Exercise goal. Your answer is a copy of every line in the records where "氨苄西林" appears.

Exercise data.
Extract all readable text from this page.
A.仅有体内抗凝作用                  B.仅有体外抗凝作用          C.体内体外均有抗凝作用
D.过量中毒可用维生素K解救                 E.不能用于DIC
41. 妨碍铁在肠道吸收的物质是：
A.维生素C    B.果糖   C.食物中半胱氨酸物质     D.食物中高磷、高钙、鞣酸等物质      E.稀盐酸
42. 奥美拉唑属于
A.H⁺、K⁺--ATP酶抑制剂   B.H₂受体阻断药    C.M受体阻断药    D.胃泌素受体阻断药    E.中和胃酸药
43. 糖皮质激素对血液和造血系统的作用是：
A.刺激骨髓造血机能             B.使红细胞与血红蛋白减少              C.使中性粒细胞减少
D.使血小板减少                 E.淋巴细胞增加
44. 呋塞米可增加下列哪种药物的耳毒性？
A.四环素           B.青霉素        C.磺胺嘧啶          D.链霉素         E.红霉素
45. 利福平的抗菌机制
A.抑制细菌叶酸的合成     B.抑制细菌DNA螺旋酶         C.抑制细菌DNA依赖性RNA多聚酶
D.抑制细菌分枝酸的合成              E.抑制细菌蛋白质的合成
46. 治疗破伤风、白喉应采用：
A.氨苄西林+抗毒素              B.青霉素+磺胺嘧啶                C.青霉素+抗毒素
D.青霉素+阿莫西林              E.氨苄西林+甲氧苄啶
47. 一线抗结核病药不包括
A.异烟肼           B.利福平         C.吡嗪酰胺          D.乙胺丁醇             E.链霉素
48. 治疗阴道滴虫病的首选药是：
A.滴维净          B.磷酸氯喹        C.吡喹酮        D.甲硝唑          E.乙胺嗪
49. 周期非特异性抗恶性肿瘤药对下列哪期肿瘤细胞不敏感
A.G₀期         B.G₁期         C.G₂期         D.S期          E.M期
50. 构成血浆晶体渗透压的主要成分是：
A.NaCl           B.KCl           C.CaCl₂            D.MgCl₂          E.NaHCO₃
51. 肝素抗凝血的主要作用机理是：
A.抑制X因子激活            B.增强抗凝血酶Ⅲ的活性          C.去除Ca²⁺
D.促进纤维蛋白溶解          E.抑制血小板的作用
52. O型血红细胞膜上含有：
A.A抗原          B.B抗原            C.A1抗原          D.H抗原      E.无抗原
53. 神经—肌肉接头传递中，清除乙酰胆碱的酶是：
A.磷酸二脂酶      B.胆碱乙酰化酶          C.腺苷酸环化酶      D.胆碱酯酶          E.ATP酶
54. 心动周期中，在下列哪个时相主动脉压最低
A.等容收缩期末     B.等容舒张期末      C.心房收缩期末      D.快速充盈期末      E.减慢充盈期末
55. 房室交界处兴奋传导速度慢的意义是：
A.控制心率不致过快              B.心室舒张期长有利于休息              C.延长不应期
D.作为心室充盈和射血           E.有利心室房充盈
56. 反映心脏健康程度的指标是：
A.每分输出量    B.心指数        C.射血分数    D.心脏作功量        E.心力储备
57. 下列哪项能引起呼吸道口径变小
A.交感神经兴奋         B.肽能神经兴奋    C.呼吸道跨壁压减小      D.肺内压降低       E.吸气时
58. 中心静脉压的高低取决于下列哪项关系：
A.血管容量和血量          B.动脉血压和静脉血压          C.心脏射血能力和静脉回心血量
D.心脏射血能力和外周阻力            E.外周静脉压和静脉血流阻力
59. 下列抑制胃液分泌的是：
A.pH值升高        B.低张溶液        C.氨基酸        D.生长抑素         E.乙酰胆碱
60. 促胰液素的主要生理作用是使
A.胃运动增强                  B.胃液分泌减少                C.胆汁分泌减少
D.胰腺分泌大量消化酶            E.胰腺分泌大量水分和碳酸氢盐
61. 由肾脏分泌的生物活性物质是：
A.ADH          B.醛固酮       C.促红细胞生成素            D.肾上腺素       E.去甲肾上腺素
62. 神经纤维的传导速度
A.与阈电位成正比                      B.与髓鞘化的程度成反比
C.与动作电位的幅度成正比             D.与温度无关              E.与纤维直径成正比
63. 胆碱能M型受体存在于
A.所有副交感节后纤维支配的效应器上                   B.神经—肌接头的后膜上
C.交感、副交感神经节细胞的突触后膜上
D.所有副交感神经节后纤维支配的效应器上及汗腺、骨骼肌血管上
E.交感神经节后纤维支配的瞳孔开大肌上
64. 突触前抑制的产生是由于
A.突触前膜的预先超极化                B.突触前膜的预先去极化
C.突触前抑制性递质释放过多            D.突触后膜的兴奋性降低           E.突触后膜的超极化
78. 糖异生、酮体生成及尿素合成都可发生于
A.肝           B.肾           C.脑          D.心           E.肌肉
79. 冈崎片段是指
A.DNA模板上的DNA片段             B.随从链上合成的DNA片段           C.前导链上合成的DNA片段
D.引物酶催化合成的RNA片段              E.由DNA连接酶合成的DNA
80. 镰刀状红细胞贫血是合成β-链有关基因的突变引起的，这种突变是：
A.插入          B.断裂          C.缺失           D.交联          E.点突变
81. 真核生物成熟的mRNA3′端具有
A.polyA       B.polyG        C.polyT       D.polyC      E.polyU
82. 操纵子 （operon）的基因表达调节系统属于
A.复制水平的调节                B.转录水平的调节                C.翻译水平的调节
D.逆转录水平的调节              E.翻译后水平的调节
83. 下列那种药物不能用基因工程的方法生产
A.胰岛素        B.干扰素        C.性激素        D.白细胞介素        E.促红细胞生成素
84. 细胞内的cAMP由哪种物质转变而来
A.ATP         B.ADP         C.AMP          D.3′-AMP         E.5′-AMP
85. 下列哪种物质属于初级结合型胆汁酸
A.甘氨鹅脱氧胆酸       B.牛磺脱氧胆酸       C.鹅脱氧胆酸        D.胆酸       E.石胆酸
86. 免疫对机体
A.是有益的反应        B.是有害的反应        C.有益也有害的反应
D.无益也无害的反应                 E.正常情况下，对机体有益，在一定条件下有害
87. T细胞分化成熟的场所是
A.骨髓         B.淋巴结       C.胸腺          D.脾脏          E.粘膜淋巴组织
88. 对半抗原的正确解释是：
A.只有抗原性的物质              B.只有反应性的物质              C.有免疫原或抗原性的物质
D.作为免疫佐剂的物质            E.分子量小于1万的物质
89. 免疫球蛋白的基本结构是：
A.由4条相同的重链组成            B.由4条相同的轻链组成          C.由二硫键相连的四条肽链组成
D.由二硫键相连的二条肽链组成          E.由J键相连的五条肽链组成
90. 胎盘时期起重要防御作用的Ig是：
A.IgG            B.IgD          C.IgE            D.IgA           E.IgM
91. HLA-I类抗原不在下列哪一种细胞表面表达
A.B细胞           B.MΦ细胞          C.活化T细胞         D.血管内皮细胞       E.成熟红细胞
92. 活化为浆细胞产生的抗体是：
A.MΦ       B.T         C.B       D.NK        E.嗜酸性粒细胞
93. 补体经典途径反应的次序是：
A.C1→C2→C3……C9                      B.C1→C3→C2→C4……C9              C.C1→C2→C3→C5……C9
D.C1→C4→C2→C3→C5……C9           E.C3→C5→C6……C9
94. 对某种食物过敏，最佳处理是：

Exercise result.
A.氨苄西林+抗毒素              B.青霉素+磺胺嘧啶                C.青霉素+抗毒素
D.青霉素+阿莫西林              E.氨苄西林+甲氧苄啶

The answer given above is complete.